Given instruction – Copy every line of the records below that holds the word "this".

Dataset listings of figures

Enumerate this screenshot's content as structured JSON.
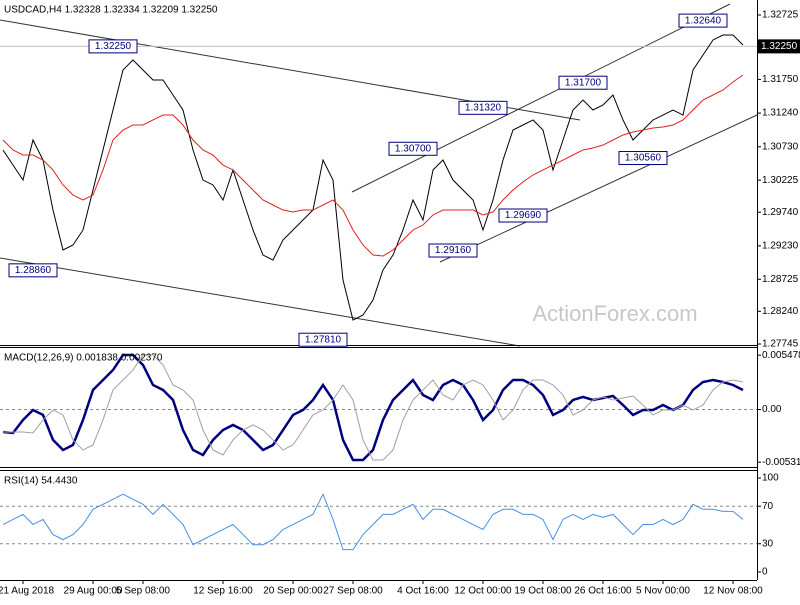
{
  "chart_data": [
    {
      "type": "line",
      "title": "USDCAD,H4  1.32328 1.32334 1.32209 1.32250",
      "watermark": "ActionForex.com",
      "categories": [
        null,
        null,
        "21 Aug 2018",
        null,
        null,
        null,
        null,
        null,
        null,
        "29 Aug 00:00",
        null,
        null,
        null,
        null,
        "5 Sep 08:00",
        null,
        null,
        null,
        null,
        null,
        null,
        null,
        "12 Sep 16:00",
        null,
        null,
        null,
        null,
        null,
        null,
        "20 Sep 00:00",
        null,
        null,
        null,
        null,
        null,
        "27 Sep 08:00",
        null,
        null,
        null,
        null,
        null,
        null,
        "4 Oct 16:00",
        null,
        null,
        null,
        null,
        null,
        "12 Oct 00:00",
        null,
        null,
        null,
        null,
        null,
        "19 Oct 08:00",
        null,
        null,
        null,
        null,
        null,
        "26 Oct 16:00",
        null,
        null,
        null,
        null,
        null,
        "5 Nov 00:00",
        null,
        null,
        null,
        null,
        null,
        null,
        "12 Nov 08:00",
        null
      ],
      "series": [
        {
          "name": "USDCAD",
          "color": "#000000",
          "values": [
            1.30682,
            1.30454,
            1.30227,
            1.30833,
            1.3053,
            1.29773,
            1.29168,
            1.29244,
            1.29471,
            1.30076,
            1.30682,
            1.31287,
            1.31893,
            1.32044,
            1.31893,
            1.31741,
            1.31741,
            1.31514,
            1.31287,
            1.30682,
            1.30227,
            1.30152,
            1.29925,
            1.30379,
            1.29925,
            1.29471,
            1.29092,
            1.29016,
            1.29319,
            1.29471,
            1.29622,
            1.29773,
            1.3053,
            1.30227,
            1.28714,
            1.28108,
            1.28184,
            1.28411,
            1.28865,
            1.29092,
            1.29471,
            1.29925,
            1.29622,
            1.30379,
            1.3053,
            1.30227,
            1.30076,
            1.29925,
            1.29471,
            1.29925,
            1.3053,
            1.30984,
            1.3106,
            1.31136,
            1.30984,
            1.30379,
            1.30833,
            1.31287,
            1.31438,
            1.31287,
            1.31363,
            1.31514,
            1.31136,
            1.30833,
            1.30984,
            1.31136,
            1.31211,
            1.31287,
            1.31211,
            1.31893,
            1.3212,
            1.32347,
            1.32422,
            1.32422,
            1.32271
          ]
        },
        {
          "name": "MA",
          "color": "#e02020",
          "values": [
            1.30833,
            1.30682,
            1.30606,
            1.30606,
            1.3053,
            1.30379,
            1.30152,
            1.3,
            1.29925,
            1.3,
            1.30379,
            1.30833,
            1.30984,
            1.3106,
            1.3106,
            1.31136,
            1.31211,
            1.31211,
            1.3106,
            1.30833,
            1.30682,
            1.30606,
            1.30454,
            1.30379,
            1.30227,
            1.30076,
            1.29925,
            1.29849,
            1.29773,
            1.29743,
            1.29773,
            1.29773,
            1.29849,
            1.29925,
            1.29773,
            1.29471,
            1.29244,
            1.29092,
            1.29077,
            1.29168,
            1.29319,
            1.29471,
            1.29546,
            1.29698,
            1.29773,
            1.29773,
            1.29773,
            1.29773,
            1.29698,
            1.29743,
            1.29925,
            1.30076,
            1.30197,
            1.30303,
            1.30379,
            1.30454,
            1.3053,
            1.30606,
            1.30682,
            1.30712,
            1.30757,
            1.30833,
            1.30909,
            1.30954,
            1.30984,
            1.31015,
            1.3103,
            1.3106,
            1.31136,
            1.31287,
            1.31438,
            1.31514,
            1.3159,
            1.31711,
            1.31817
          ]
        }
      ],
      "ylim": [
        1.2773,
        1.32952
      ],
      "yticks": [
        {
          "value": 1.32725,
          "label": "1.32725"
        },
        {
          "value": 1.3175,
          "label": "1.31750"
        },
        {
          "value": 1.3124,
          "label": "1.31240"
        },
        {
          "value": 1.3073,
          "label": "1.30730"
        },
        {
          "value": 1.30225,
          "label": "1.30225"
        },
        {
          "value": 1.2974,
          "label": "1.29740"
        },
        {
          "value": 1.2923,
          "label": "1.29230"
        },
        {
          "value": 1.28725,
          "label": "1.28725"
        },
        {
          "value": 1.2824,
          "label": "1.28240"
        },
        {
          "value": 1.27745,
          "label": "1.27745"
        }
      ],
      "last_price": {
        "value": 1.3225,
        "label": "1.32250"
      },
      "annotations": [
        {
          "x": 11,
          "y": 1.3225,
          "label": "1.32250"
        },
        {
          "x": 70,
          "y": 1.3264,
          "label": "1.32640"
        },
        {
          "x": 58,
          "y": 1.317,
          "label": "1.31700"
        },
        {
          "x": 48,
          "y": 1.3132,
          "label": "1.31320"
        },
        {
          "x": 41,
          "y": 1.307,
          "label": "1.30700"
        },
        {
          "x": 64,
          "y": 1.3056,
          "label": "1.30560"
        },
        {
          "x": 52,
          "y": 1.2969,
          "label": "1.29690"
        },
        {
          "x": 45,
          "y": 1.2916,
          "label": "1.29160"
        },
        {
          "x": 3,
          "y": 1.2886,
          "label": "1.28860"
        },
        {
          "x": 32,
          "y": 1.2781,
          "label": "1.27810"
        }
      ]
    },
    {
      "type": "line",
      "title": "MACD(12,26,9) 0.001838 0.002370",
      "series": [
        {
          "name": "MACD",
          "color": "#00007f",
          "values": [
            -0.00227,
            -0.00237,
            -0.00106,
            -5e-05,
            -0.00055,
            -0.00307,
            -0.00408,
            -0.00358,
            -0.00106,
            0.00197,
            0.00297,
            0.00398,
            0.00549,
            0.00549,
            0.00449,
            0.00247,
            0.00197,
            0.00096,
            -0.00207,
            -0.00408,
            -0.00459,
            -0.00307,
            -0.00207,
            -0.00156,
            -0.00207,
            -0.00307,
            -0.00408,
            -0.00358,
            -0.00207,
            -0.00055,
            -5e-05,
            0.00096,
            0.00247,
            0.00096,
            -0.00307,
            -0.00509,
            -0.00509,
            -0.00408,
            -0.00106,
            0.00096,
            0.00197,
            0.00297,
            0.00146,
            0.00096,
            0.00247,
            0.00297,
            0.00247,
            0.00096,
            -0.00106,
            -5e-05,
            0.00197,
            0.00297,
            0.00297,
            0.00247,
            0.00146,
            -0.00055,
            -5e-05,
            0.00096,
            0.00126,
            0.00096,
            0.00116,
            0.00136,
            0.00045,
            -0.00055,
            -5e-05,
            -5e-05,
            0.00045,
            -5e-05,
            0.00045,
            0.00197,
            0.00277,
            0.00297,
            0.00277,
            0.00247,
            0.00197
          ]
        },
        {
          "name": "Signal",
          "color": "#a0a0a0",
          "values": [
            -0.00227,
            -0.00227,
            -0.00227,
            -0.00237,
            -0.00106,
            -5e-05,
            -0.00055,
            -0.00307,
            -0.00408,
            -0.00358,
            -0.00106,
            0.00197,
            0.00297,
            0.00398,
            0.00549,
            0.00549,
            0.00449,
            0.00247,
            0.00197,
            0.00096,
            -0.00207,
            -0.00408,
            -0.00459,
            -0.00307,
            -0.00207,
            -0.00156,
            -0.00207,
            -0.00307,
            -0.00408,
            -0.00358,
            -0.00207,
            -0.00055,
            -5e-05,
            0.00096,
            0.00247,
            0.00096,
            -0.00307,
            -0.00509,
            -0.00509,
            -0.00408,
            -0.00106,
            0.00096,
            0.00197,
            0.00297,
            0.00146,
            0.00096,
            0.00247,
            0.00297,
            0.00247,
            0.00096,
            -0.00106,
            -5e-05,
            0.00197,
            0.00297,
            0.00297,
            0.00247,
            0.00146,
            -0.00055,
            -5e-05,
            0.00096,
            0.00126,
            0.00096,
            0.00116,
            0.00136,
            0.00045,
            -0.00055,
            -5e-05,
            -5e-05,
            0.00045,
            -5e-05,
            0.00045,
            0.00197,
            0.00277,
            0.00297,
            0.00277
          ]
        }
      ],
      "ylim": [
        -0.0058,
        0.0062
      ],
      "yticks": [
        0.005478,
        {
          "value": 0,
          "label": "0.00"
        },
        -0.005314
      ],
      "levels": [
        0
      ]
    },
    {
      "type": "line",
      "title": "RSI(14) 54.4430",
      "series": [
        {
          "name": "RSI",
          "color": "#4a90e2",
          "values": [
            50.5,
            55.9,
            61.3,
            50.5,
            55.9,
            39.8,
            34.4,
            39.8,
            50.5,
            66.7,
            72.0,
            77.4,
            82.8,
            77.4,
            72.0,
            61.3,
            72.0,
            61.3,
            50.5,
            29.0,
            34.4,
            39.8,
            45.2,
            50.5,
            39.8,
            29.0,
            29.0,
            34.4,
            45.2,
            50.5,
            55.9,
            61.3,
            82.8,
            55.9,
            23.7,
            23.7,
            39.8,
            50.5,
            61.3,
            61.3,
            66.7,
            72.0,
            55.9,
            66.7,
            66.7,
            61.3,
            55.9,
            50.5,
            45.2,
            61.3,
            66.7,
            66.7,
            61.3,
            61.3,
            55.9,
            34.4,
            55.9,
            61.3,
            55.9,
            61.3,
            58.1,
            61.3,
            50.5,
            39.8,
            50.5,
            50.5,
            55.9,
            50.5,
            55.9,
            72.0,
            66.7,
            66.7,
            64.5,
            64.5,
            55.9
          ]
        }
      ],
      "ylim": [
        -8.6,
        107.5
      ],
      "yticks": [
        100,
        70,
        30,
        0
      ],
      "levels": [
        70,
        30
      ]
    }
  ]
}
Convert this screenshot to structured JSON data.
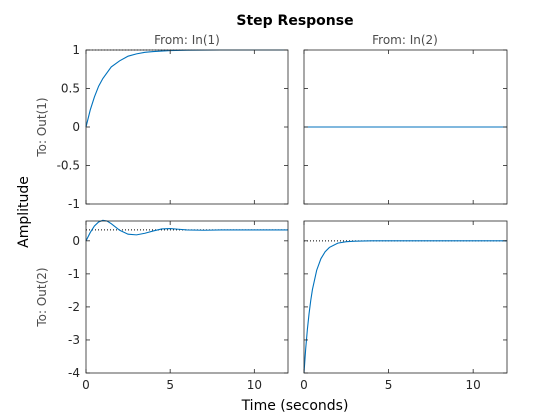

Response to the exercise –
Enumerate this screenshot's content as structured JSON.
Convert this screenshot to structured JSON data.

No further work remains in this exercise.